◆ GIVEN INSTRUCTION ◆
Where a line contains the word "Click", copy that line.

※ ※ ※

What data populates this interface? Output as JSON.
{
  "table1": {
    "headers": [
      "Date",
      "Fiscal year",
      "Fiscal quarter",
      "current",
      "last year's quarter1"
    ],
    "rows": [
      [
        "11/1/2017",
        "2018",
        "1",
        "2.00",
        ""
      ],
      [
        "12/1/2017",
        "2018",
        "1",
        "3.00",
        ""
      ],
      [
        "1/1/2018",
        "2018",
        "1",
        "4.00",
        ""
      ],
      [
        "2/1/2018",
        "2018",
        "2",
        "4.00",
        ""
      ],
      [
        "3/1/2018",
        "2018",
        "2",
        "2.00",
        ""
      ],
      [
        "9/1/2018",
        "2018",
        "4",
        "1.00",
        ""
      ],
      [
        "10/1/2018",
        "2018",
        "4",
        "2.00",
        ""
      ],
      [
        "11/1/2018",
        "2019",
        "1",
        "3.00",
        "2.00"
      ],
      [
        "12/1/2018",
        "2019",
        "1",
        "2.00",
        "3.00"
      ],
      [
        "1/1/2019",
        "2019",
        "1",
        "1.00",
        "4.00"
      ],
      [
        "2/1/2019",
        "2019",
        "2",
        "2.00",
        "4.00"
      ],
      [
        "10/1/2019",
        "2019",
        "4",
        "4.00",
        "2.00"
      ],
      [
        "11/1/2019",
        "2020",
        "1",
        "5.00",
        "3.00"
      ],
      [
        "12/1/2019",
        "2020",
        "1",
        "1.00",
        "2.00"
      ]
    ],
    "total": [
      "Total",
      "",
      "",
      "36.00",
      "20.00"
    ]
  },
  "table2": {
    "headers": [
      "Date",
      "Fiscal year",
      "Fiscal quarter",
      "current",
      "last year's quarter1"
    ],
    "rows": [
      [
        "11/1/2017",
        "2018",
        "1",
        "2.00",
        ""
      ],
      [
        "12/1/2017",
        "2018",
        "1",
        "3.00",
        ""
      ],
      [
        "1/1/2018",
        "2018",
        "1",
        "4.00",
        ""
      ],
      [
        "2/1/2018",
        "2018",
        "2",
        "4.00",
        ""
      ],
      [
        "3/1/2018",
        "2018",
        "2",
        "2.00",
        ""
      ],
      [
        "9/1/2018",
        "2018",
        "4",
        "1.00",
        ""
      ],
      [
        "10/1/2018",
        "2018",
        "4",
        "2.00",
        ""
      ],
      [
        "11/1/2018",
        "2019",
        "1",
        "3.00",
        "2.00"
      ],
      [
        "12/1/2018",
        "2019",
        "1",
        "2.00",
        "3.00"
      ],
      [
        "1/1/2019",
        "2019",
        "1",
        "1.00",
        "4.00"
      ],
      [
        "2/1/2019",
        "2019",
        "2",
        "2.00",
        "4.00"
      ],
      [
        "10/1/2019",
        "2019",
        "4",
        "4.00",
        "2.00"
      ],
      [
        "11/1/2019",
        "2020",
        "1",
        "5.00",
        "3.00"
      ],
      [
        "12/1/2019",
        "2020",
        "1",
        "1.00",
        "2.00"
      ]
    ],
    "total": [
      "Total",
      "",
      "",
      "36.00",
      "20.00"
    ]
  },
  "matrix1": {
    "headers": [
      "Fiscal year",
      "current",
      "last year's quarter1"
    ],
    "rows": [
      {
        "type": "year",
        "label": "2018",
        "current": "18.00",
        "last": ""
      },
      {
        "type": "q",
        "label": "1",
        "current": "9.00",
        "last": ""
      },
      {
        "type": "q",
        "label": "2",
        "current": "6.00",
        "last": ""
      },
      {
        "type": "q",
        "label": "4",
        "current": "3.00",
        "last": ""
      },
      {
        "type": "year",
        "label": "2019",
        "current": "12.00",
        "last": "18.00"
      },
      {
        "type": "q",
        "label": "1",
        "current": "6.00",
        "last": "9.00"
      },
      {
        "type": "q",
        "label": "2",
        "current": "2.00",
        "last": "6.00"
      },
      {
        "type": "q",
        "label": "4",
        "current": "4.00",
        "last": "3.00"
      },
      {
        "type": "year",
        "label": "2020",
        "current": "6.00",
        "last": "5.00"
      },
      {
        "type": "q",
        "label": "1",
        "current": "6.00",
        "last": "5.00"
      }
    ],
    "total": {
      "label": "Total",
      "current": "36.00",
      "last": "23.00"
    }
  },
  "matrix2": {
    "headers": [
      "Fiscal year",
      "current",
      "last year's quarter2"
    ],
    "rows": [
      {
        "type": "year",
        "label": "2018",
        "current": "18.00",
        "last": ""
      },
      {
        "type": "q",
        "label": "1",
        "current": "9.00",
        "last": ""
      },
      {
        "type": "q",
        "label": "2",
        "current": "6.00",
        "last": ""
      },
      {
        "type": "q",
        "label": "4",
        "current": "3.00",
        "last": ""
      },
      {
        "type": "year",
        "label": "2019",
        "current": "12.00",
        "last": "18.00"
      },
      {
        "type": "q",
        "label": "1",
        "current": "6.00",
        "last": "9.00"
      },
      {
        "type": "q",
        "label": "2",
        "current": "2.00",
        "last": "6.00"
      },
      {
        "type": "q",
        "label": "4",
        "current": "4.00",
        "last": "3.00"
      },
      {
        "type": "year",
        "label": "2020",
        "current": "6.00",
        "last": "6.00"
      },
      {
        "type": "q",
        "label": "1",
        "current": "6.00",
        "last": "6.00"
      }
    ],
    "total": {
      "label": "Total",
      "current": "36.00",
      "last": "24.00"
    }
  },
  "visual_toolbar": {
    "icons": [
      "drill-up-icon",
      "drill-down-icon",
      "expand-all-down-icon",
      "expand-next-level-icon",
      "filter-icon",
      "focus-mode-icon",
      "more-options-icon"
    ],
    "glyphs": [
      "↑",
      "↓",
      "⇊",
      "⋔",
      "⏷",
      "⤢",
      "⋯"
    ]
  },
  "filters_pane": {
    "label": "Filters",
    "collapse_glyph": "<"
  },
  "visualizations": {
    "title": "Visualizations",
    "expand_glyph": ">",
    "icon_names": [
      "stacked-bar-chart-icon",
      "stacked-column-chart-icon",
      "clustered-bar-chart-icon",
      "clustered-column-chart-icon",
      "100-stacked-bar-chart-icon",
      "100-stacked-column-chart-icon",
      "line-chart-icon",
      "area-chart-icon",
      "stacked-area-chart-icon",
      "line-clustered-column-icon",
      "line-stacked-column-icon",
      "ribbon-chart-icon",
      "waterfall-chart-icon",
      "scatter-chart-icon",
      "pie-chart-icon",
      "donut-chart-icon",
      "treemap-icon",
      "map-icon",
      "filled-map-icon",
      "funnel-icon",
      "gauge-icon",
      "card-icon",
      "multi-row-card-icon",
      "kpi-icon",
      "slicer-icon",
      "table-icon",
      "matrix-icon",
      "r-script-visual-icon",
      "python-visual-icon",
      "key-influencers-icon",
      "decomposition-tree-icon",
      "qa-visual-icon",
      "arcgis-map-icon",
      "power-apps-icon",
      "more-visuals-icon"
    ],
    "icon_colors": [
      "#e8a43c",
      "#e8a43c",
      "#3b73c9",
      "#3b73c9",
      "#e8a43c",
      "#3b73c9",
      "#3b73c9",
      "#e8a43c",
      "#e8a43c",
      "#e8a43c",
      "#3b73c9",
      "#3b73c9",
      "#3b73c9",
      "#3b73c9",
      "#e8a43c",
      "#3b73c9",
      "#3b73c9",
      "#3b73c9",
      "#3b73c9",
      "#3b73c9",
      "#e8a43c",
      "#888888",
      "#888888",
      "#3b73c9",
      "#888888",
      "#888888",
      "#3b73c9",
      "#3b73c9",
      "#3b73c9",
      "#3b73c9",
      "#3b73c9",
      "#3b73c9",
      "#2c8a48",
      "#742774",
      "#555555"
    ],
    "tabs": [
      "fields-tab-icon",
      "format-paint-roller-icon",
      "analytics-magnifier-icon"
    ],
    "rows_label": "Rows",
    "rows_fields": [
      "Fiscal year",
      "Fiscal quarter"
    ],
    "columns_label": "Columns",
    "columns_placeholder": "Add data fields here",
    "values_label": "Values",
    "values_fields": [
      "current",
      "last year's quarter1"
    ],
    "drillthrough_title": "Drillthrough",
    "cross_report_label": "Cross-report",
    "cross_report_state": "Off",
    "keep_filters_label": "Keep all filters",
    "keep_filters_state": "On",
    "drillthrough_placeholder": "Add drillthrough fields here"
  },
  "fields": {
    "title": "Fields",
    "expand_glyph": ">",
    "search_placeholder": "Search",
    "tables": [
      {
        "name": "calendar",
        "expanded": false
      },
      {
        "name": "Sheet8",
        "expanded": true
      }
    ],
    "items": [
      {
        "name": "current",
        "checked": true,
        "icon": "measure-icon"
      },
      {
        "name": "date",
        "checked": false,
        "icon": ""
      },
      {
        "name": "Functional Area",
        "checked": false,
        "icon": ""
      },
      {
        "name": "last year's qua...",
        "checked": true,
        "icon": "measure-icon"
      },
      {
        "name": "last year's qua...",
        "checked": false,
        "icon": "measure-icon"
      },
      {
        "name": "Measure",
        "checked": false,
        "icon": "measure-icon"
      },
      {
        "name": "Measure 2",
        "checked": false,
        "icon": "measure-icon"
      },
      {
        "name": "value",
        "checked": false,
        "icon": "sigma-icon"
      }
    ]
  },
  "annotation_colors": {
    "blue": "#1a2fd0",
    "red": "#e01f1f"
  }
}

※ ※ ※

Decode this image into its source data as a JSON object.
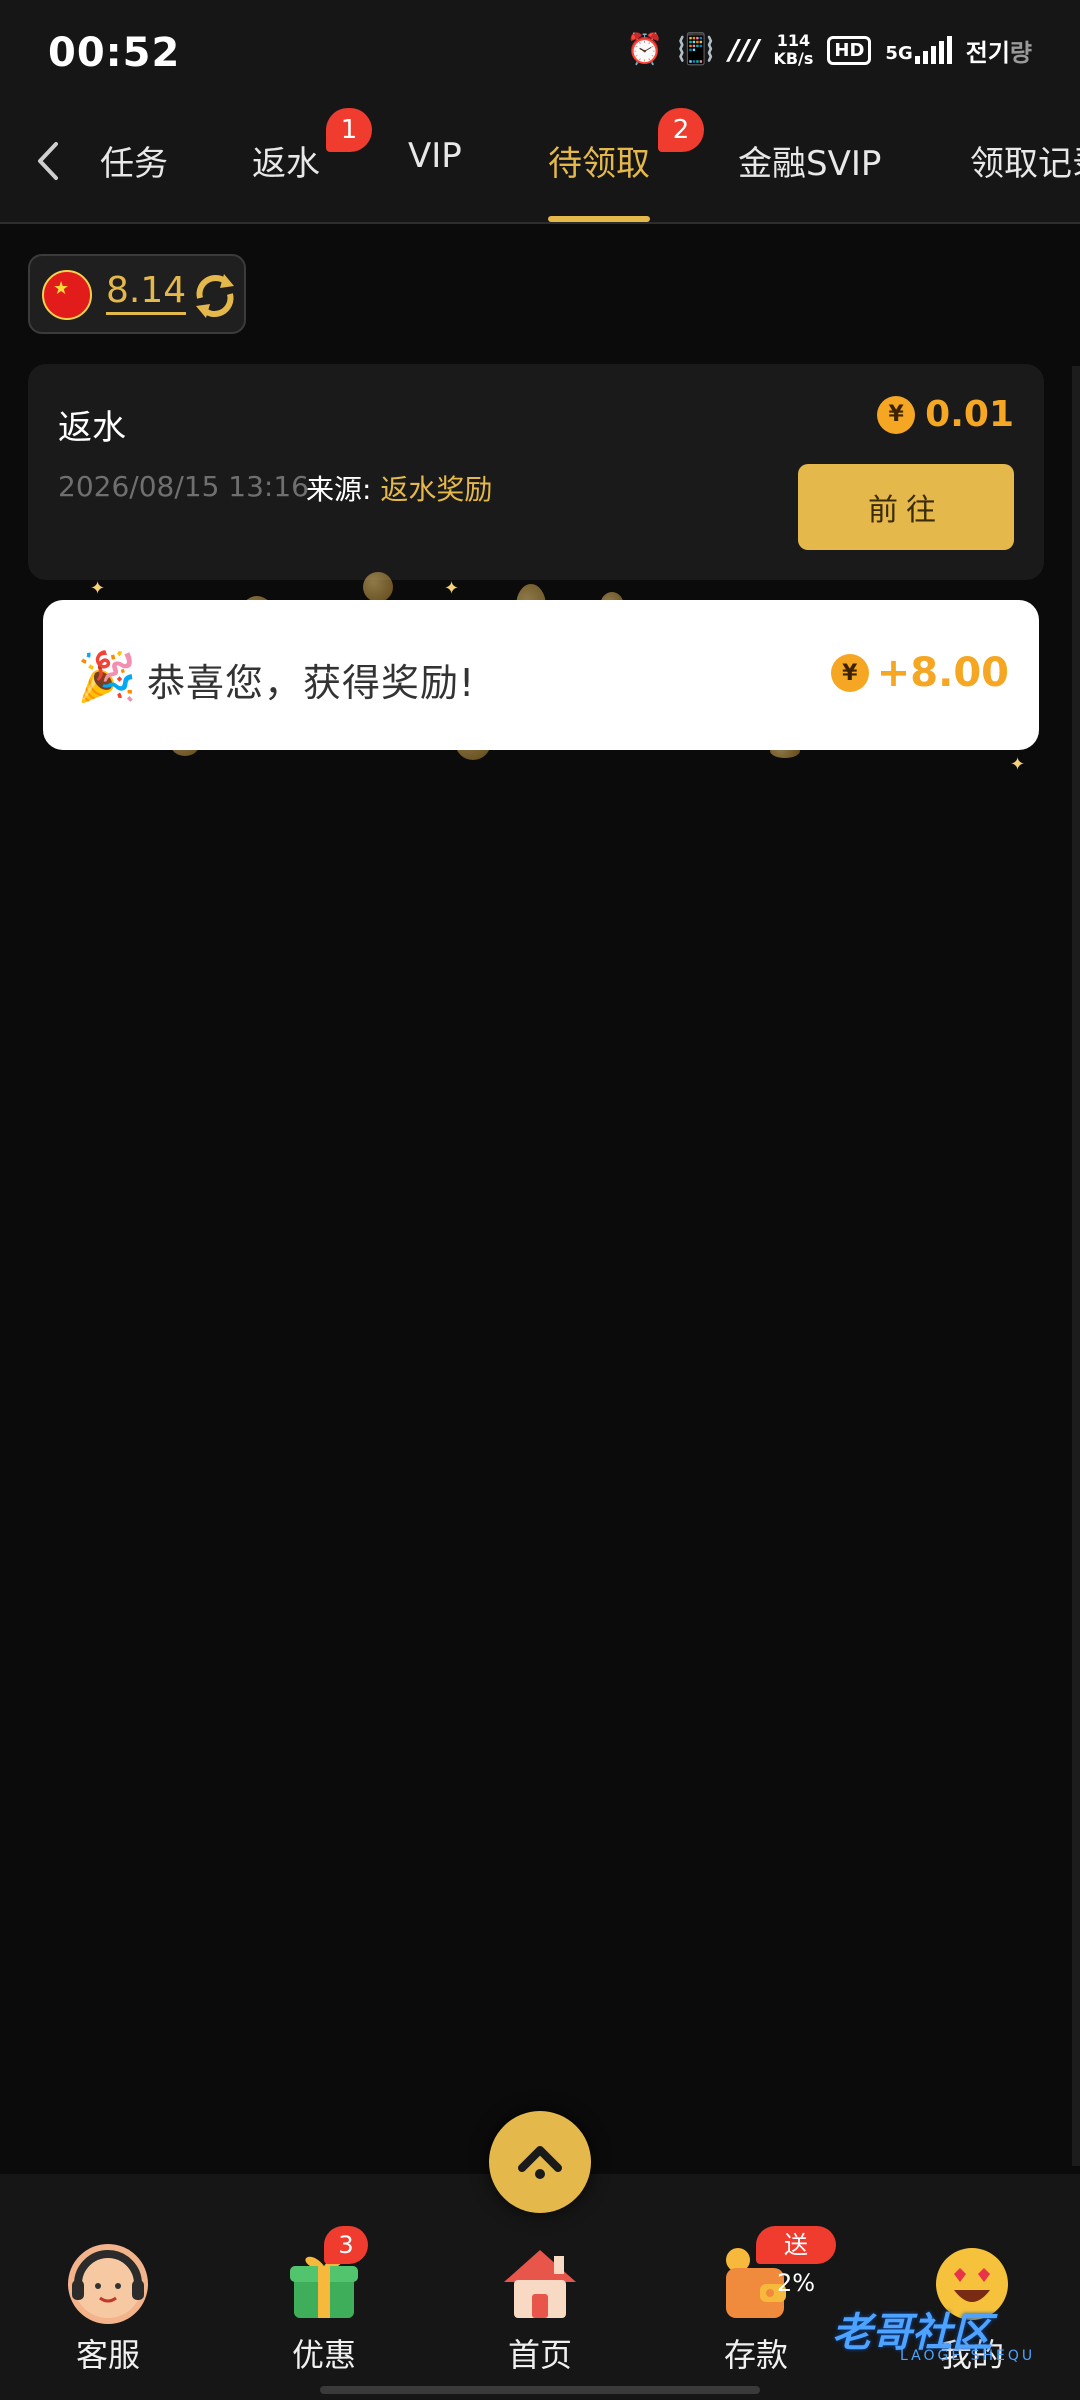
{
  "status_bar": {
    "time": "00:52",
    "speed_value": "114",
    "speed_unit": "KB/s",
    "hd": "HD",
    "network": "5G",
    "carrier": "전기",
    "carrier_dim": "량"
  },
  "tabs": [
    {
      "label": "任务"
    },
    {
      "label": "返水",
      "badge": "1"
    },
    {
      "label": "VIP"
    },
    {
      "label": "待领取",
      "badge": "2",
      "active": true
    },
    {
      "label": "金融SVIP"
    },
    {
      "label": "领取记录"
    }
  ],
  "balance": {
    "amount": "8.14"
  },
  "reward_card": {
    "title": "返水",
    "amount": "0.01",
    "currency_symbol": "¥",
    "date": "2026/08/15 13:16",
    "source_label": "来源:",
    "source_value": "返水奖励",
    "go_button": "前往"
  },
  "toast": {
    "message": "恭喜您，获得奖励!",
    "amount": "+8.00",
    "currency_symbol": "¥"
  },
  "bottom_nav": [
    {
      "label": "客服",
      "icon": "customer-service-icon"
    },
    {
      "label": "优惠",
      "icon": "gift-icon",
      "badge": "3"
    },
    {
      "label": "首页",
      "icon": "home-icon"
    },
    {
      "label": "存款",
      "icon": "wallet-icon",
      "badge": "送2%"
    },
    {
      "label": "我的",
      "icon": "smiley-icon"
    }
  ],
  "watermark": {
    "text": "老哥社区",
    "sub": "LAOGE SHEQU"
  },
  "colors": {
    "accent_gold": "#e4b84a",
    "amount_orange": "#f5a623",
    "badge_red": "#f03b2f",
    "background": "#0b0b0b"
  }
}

※ ※ ※

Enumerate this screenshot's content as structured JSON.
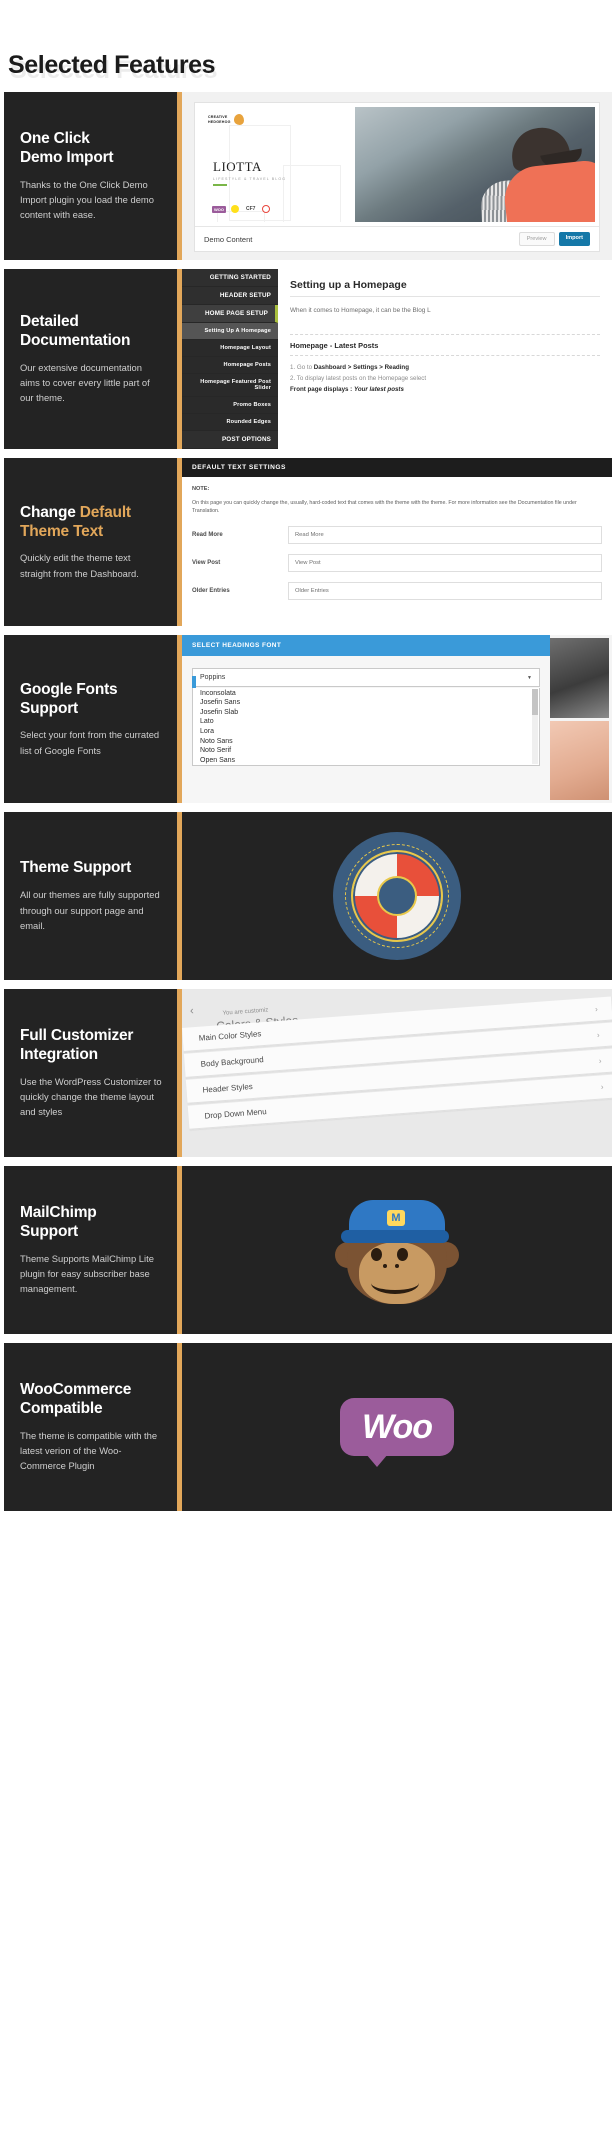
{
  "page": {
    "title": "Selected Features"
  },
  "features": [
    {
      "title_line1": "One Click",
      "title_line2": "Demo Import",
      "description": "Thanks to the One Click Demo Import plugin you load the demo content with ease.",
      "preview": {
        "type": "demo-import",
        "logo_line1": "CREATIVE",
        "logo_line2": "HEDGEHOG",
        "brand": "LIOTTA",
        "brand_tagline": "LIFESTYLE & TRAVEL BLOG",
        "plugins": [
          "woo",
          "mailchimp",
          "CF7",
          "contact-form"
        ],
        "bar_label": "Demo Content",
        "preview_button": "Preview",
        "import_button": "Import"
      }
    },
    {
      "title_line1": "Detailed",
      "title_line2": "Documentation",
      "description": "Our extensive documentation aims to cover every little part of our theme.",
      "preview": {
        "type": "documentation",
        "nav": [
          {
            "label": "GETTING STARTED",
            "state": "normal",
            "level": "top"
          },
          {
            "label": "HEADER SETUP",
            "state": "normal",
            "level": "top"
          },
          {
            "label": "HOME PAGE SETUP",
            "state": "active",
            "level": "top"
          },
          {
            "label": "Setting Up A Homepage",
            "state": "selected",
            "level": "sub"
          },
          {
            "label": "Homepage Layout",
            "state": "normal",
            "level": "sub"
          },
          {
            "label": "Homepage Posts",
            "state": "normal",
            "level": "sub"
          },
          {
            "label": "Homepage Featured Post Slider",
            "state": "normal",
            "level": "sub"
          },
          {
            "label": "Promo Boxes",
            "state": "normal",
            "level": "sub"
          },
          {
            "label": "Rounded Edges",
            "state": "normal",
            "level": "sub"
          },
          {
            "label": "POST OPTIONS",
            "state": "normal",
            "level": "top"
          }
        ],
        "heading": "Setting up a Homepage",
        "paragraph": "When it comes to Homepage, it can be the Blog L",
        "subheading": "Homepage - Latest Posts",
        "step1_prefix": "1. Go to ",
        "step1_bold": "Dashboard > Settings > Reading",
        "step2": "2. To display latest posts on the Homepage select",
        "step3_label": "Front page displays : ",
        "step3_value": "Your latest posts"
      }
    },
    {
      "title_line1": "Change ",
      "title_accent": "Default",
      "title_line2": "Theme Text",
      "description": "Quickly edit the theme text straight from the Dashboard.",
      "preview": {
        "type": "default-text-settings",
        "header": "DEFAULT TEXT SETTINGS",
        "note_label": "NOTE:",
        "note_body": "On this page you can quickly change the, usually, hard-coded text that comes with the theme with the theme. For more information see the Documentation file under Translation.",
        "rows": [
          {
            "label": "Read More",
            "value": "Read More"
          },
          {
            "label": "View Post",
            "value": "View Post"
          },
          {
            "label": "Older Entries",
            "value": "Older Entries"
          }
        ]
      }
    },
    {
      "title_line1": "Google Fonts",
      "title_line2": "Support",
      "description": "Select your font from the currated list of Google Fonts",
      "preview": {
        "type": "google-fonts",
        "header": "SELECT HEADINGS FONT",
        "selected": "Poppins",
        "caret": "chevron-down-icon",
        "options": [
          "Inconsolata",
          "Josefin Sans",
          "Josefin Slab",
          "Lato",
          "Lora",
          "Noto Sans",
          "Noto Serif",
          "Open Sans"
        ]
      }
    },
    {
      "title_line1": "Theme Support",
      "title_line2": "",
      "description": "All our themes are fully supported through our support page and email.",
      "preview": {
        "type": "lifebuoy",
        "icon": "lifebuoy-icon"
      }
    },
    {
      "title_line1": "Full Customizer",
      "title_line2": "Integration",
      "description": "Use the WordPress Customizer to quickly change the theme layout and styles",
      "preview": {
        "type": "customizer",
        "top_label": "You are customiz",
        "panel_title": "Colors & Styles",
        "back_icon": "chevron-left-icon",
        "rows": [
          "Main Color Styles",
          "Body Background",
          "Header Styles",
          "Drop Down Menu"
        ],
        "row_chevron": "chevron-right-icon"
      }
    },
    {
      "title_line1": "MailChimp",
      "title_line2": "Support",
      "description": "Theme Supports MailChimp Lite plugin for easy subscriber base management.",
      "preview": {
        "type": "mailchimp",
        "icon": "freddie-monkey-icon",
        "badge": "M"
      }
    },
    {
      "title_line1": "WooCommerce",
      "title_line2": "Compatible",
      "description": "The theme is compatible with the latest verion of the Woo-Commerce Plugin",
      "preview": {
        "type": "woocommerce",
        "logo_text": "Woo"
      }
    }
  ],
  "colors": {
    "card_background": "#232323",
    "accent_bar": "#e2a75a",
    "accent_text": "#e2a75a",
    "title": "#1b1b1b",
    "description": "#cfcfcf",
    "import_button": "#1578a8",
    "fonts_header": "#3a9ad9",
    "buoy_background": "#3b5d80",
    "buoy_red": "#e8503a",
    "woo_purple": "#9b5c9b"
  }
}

※ ※ ※

◆ THE REPLY ◆
      "title_line1": "One Click",
      "description": "Thanks to the One Click Demo Import plugin you load the demo content with ease.",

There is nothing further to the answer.